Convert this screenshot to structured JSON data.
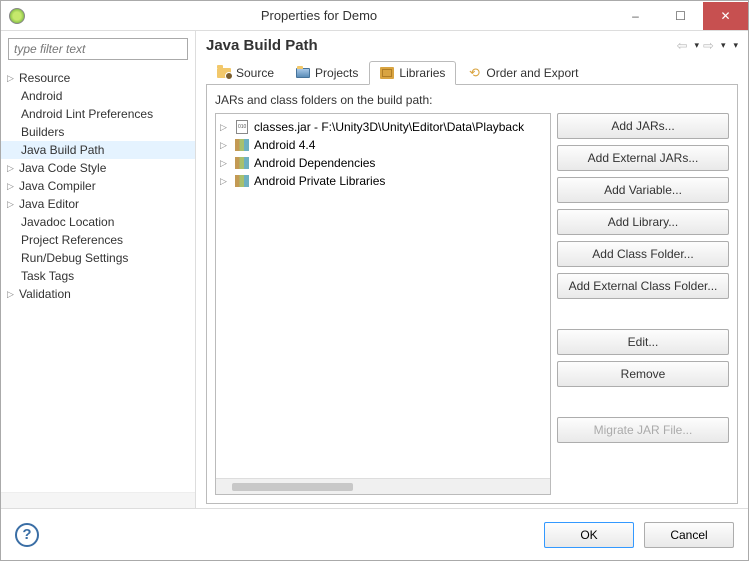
{
  "window": {
    "title": "Properties for Demo",
    "minimize": "–",
    "maximize": "☐",
    "close": "✕"
  },
  "sidebar": {
    "filter_placeholder": "type filter text",
    "items": [
      {
        "label": "Resource",
        "expandable": true
      },
      {
        "label": "Android",
        "expandable": false
      },
      {
        "label": "Android Lint Preferences",
        "expandable": false
      },
      {
        "label": "Builders",
        "expandable": false
      },
      {
        "label": "Java Build Path",
        "expandable": false,
        "selected": true
      },
      {
        "label": "Java Code Style",
        "expandable": true
      },
      {
        "label": "Java Compiler",
        "expandable": true
      },
      {
        "label": "Java Editor",
        "expandable": true
      },
      {
        "label": "Javadoc Location",
        "expandable": false
      },
      {
        "label": "Project References",
        "expandable": false
      },
      {
        "label": "Run/Debug Settings",
        "expandable": false
      },
      {
        "label": "Task Tags",
        "expandable": false
      },
      {
        "label": "Validation",
        "expandable": true
      }
    ]
  },
  "main": {
    "title": "Java Build Path",
    "tabs": [
      {
        "label": "Source",
        "icon": "source-folder-icon"
      },
      {
        "label": "Projects",
        "icon": "project-folder-icon"
      },
      {
        "label": "Libraries",
        "icon": "library-icon",
        "active": true
      },
      {
        "label": "Order and Export",
        "icon": "order-export-icon"
      }
    ],
    "libraries": {
      "description": "JARs and class folders on the build path:",
      "items": [
        {
          "label": "classes.jar - F:\\Unity3D\\Unity\\Editor\\Data\\Playback",
          "icon": "jar"
        },
        {
          "label": "Android 4.4",
          "icon": "books"
        },
        {
          "label": "Android Dependencies",
          "icon": "books"
        },
        {
          "label": "Android Private Libraries",
          "icon": "books"
        }
      ]
    },
    "buttons": [
      {
        "label": "Add JARs..."
      },
      {
        "label": "Add External JARs..."
      },
      {
        "label": "Add Variable..."
      },
      {
        "label": "Add Library..."
      },
      {
        "label": "Add Class Folder..."
      },
      {
        "label": "Add External Class Folder..."
      },
      {
        "gap": true
      },
      {
        "label": "Edit..."
      },
      {
        "label": "Remove"
      },
      {
        "gap": true
      },
      {
        "label": "Migrate JAR File...",
        "disabled": true
      }
    ]
  },
  "footer": {
    "ok": "OK",
    "cancel": "Cancel"
  }
}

## DESCRIPTION OF THE TASK:
Gather up the lines that contain the word "Editor".

## ANSWER TO THIS PROBLEM:
        "label": "Java Editor",
          "label": "classes.jar - F:\\Unity3D\\Unity\\Editor\\Data\\Playback",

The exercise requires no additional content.